Data entries

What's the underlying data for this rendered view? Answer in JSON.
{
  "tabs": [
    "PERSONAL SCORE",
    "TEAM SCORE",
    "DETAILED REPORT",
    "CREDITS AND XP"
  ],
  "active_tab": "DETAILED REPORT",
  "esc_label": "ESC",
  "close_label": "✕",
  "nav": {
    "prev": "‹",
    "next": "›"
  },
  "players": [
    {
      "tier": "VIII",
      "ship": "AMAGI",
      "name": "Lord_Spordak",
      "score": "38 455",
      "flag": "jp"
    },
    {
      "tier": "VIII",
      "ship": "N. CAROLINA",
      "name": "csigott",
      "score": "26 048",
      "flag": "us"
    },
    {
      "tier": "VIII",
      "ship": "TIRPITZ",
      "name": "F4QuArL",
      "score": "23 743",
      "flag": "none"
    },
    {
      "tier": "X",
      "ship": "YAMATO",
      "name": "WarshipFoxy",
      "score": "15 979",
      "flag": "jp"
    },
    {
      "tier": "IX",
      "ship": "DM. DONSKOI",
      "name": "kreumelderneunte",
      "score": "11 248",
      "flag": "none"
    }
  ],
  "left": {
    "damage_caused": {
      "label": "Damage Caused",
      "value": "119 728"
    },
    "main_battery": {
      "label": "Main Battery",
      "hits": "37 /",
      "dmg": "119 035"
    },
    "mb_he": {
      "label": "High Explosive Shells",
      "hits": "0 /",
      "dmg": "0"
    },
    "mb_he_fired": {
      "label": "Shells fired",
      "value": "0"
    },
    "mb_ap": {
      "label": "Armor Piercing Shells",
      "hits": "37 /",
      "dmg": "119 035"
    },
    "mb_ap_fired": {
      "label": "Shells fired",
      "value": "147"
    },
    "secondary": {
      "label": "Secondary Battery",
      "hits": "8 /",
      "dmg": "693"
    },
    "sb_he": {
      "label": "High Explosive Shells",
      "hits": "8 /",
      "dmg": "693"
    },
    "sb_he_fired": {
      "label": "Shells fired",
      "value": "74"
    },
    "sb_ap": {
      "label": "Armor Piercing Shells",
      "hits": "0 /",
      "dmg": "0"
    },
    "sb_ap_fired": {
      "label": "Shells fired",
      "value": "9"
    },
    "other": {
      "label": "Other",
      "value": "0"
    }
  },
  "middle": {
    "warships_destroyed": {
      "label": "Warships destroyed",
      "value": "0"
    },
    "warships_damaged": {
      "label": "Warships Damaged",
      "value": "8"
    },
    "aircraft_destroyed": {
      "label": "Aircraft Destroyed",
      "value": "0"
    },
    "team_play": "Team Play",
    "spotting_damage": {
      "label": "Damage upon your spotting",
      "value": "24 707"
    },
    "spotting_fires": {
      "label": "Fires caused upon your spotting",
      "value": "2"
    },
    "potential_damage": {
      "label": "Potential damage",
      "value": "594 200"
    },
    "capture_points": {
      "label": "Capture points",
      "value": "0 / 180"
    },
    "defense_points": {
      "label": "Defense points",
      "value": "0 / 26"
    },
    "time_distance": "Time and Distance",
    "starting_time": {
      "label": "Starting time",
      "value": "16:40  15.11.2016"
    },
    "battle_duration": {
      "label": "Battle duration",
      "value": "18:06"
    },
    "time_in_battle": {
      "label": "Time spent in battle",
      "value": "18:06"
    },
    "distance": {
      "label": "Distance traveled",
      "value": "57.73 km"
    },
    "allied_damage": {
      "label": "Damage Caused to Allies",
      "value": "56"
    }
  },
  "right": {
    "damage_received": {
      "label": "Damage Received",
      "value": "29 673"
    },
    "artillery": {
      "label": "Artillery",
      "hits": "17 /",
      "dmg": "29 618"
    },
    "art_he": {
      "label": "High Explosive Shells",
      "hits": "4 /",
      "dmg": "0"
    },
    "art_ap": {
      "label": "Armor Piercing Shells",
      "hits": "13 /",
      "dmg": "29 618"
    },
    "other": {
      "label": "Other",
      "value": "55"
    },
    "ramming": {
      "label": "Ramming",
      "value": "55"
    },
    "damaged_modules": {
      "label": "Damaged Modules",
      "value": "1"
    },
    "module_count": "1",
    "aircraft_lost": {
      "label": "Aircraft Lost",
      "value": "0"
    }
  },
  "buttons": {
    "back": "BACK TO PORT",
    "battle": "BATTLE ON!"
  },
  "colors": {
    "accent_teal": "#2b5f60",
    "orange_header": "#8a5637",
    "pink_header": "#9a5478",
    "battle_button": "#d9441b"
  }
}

DIRECTION: Repeat the listing exactly, from its first line to its last.

EXERCISE OUTPUT:
What's the underlying data for this rendered view? Answer in JSON.
{
  "tabs": [
    "PERSONAL SCORE",
    "TEAM SCORE",
    "DETAILED REPORT",
    "CREDITS AND XP"
  ],
  "active_tab": "DETAILED REPORT",
  "esc_label": "ESC",
  "close_label": "✕",
  "nav": {
    "prev": "‹",
    "next": "›"
  },
  "players": [
    {
      "tier": "VIII",
      "ship": "AMAGI",
      "name": "Lord_Spordak",
      "score": "38 455",
      "flag": "jp"
    },
    {
      "tier": "VIII",
      "ship": "N. CAROLINA",
      "name": "csigott",
      "score": "26 048",
      "flag": "us"
    },
    {
      "tier": "VIII",
      "ship": "TIRPITZ",
      "name": "F4QuArL",
      "score": "23 743",
      "flag": "none"
    },
    {
      "tier": "X",
      "ship": "YAMATO",
      "name": "WarshipFoxy",
      "score": "15 979",
      "flag": "jp"
    },
    {
      "tier": "IX",
      "ship": "DM. DONSKOI",
      "name": "kreumelderneunte",
      "score": "11 248",
      "flag": "none"
    }
  ],
  "left": {
    "damage_caused": {
      "label": "Damage Caused",
      "value": "119 728"
    },
    "main_battery": {
      "label": "Main Battery",
      "hits": "37 /",
      "dmg": "119 035"
    },
    "mb_he": {
      "label": "High Explosive Shells",
      "hits": "0 /",
      "dmg": "0"
    },
    "mb_he_fired": {
      "label": "Shells fired",
      "value": "0"
    },
    "mb_ap": {
      "label": "Armor Piercing Shells",
      "hits": "37 /",
      "dmg": "119 035"
    },
    "mb_ap_fired": {
      "label": "Shells fired",
      "value": "147"
    },
    "secondary": {
      "label": "Secondary Battery",
      "hits": "8 /",
      "dmg": "693"
    },
    "sb_he": {
      "label": "High Explosive Shells",
      "hits": "8 /",
      "dmg": "693"
    },
    "sb_he_fired": {
      "label": "Shells fired",
      "value": "74"
    },
    "sb_ap": {
      "label": "Armor Piercing Shells",
      "hits": "0 /",
      "dmg": "0"
    },
    "sb_ap_fired": {
      "label": "Shells fired",
      "value": "9"
    },
    "other": {
      "label": "Other",
      "value": "0"
    }
  },
  "middle": {
    "warships_destroyed": {
      "label": "Warships destroyed",
      "value": "0"
    },
    "warships_damaged": {
      "label": "Warships Damaged",
      "value": "8"
    },
    "aircraft_destroyed": {
      "label": "Aircraft Destroyed",
      "value": "0"
    },
    "team_play": "Team Play",
    "spotting_damage": {
      "label": "Damage upon your spotting",
      "value": "24 707"
    },
    "spotting_fires": {
      "label": "Fires caused upon your spotting",
      "value": "2"
    },
    "potential_damage": {
      "label": "Potential damage",
      "value": "594 200"
    },
    "capture_points": {
      "label": "Capture points",
      "value": "0 / 180"
    },
    "defense_points": {
      "label": "Defense points",
      "value": "0 / 26"
    },
    "time_distance": "Time and Distance",
    "starting_time": {
      "label": "Starting time",
      "value": "16:40  15.11.2016"
    },
    "battle_duration": {
      "label": "Battle duration",
      "value": "18:06"
    },
    "time_in_battle": {
      "label": "Time spent in battle",
      "value": "18:06"
    },
    "distance": {
      "label": "Distance traveled",
      "value": "57.73 km"
    },
    "allied_damage": {
      "label": "Damage Caused to Allies",
      "value": "56"
    }
  },
  "right": {
    "damage_received": {
      "label": "Damage Received",
      "value": "29 673"
    },
    "artillery": {
      "label": "Artillery",
      "hits": "17 /",
      "dmg": "29 618"
    },
    "art_he": {
      "label": "High Explosive Shells",
      "hits": "4 /",
      "dmg": "0"
    },
    "art_ap": {
      "label": "Armor Piercing Shells",
      "hits": "13 /",
      "dmg": "29 618"
    },
    "other": {
      "label": "Other",
      "value": "55"
    },
    "ramming": {
      "label": "Ramming",
      "value": "55"
    },
    "damaged_modules": {
      "label": "Damaged Modules",
      "value": "1"
    },
    "module_count": "1",
    "aircraft_lost": {
      "label": "Aircraft Lost",
      "value": "0"
    }
  },
  "buttons": {
    "back": "BACK TO PORT",
    "battle": "BATTLE ON!"
  },
  "colors": {
    "accent_teal": "#2b5f60",
    "orange_header": "#8a5637",
    "pink_header": "#9a5478",
    "battle_button": "#d9441b"
  }
}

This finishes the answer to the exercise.